▶ [ACTIVITY]: Within the entries below, find every line that has the string "lower", then copy it.

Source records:
-- Opening Marker --
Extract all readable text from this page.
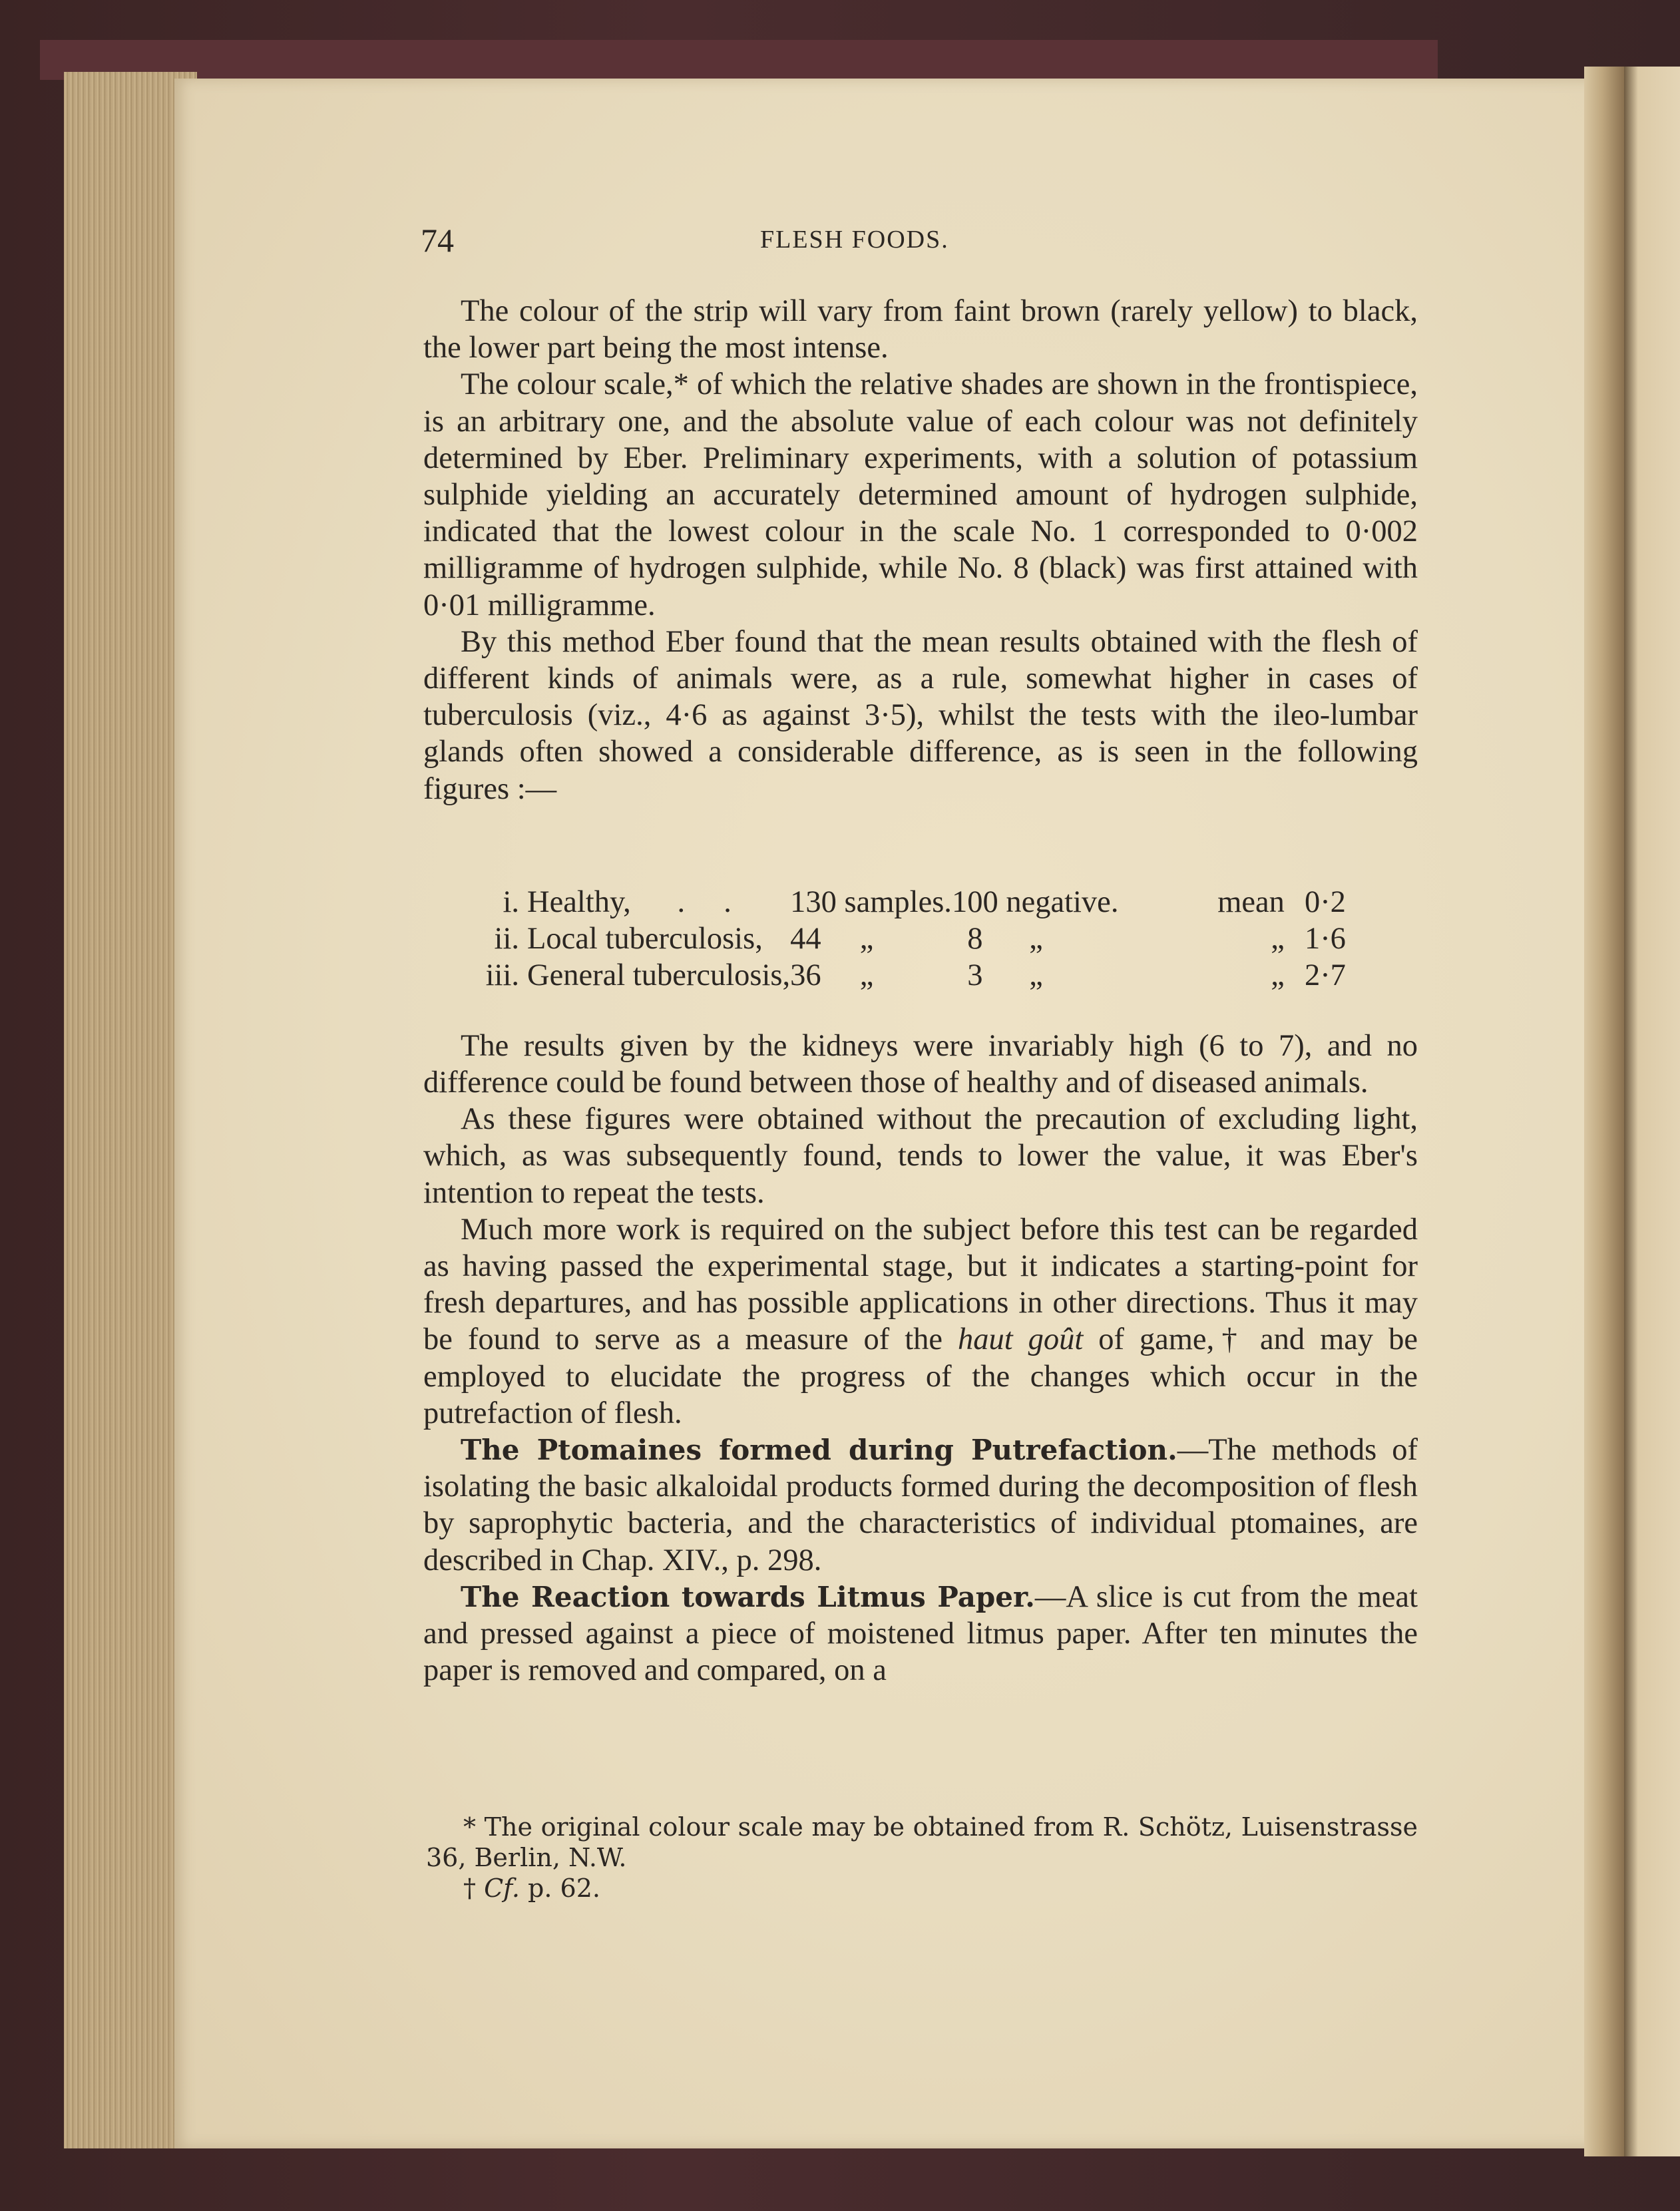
74	FLESH FOODS.

The colour of the strip will vary from faint brown (rarely yellow) to black, the lower part being the most intense.

The colour scale,* of which the relative shades are shown in the frontispiece, is an arbitrary one, and the absolute value of each colour was not definitely determined by Eber. Preliminary experiments, with a solution of potassium sulphide yielding an accurately determined amount of hydrogen sulphide, indicated that the lowest colour in the scale No. 1 corresponded to 0·002 milligramme of hydrogen sulphide, while No. 8 (black) was first attained with 0·01 milligramme.

By this method Eber found that the mean results obtained with the flesh of different kinds of animals were, as a rule, somewhat higher in cases of tuberculosis (viz., 4·6 as against 3·5), whilst the tests with the ileo-lumbar glands often showed a considerable difference, as is seen in the following figures :—

The results given by the kidneys were invariably high (6 to 7), and no difference could be found between those of healthy and of diseased animals.

As these figures were obtained without the precaution of excluding light, which, as was subsequently found, tends to lower the value, it was Eber's intention to repeat the tests.

Much more work is required on the subject before this test can be regarded as having passed the experimental stage, but it indicates a starting-point for fresh departures, and has possible applications in other directions. Thus it may be found to serve as a measure of the haut goût of game,† and may be employed to elucidate the progress of the changes which occur in the putrefaction of flesh.

The Ptomaines formed during Putrefaction.—The methods of isolating the basic alkaloidal products formed during the decomposition of flesh by saprophytic bacteria, and the characteristics of individual ptomaines, are described in Chap. XIV., p. 298.

The Reaction towards Litmus Paper.—A slice is cut from the meat and pressed against a piece of moistened litmus paper. After ten minutes the paper is removed and compared, on a

i.	Healthy,      .     .	130 samples.	100 negative.	mean	0·2
ii.	Local tuberculosis,	44     „	8      „	„	1·6
iii.	General tuberculosis,	36     „	3      „	„	2·7

* The original colour scale may be obtained from R. Schötz, Luisenstrasse 36, Berlin, N.W.

† Cf. p. 62.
-- Closing Marker --
▶ [WRITTEN RESPONSE]:
The colour of the strip will vary from faint brown (rarely yellow) to black, the lower part being the most intense.
As these figures were obtained without the precaution of excluding light, which, as was subsequently found, tends to lower the value, it was Eber's intention to repeat the tests.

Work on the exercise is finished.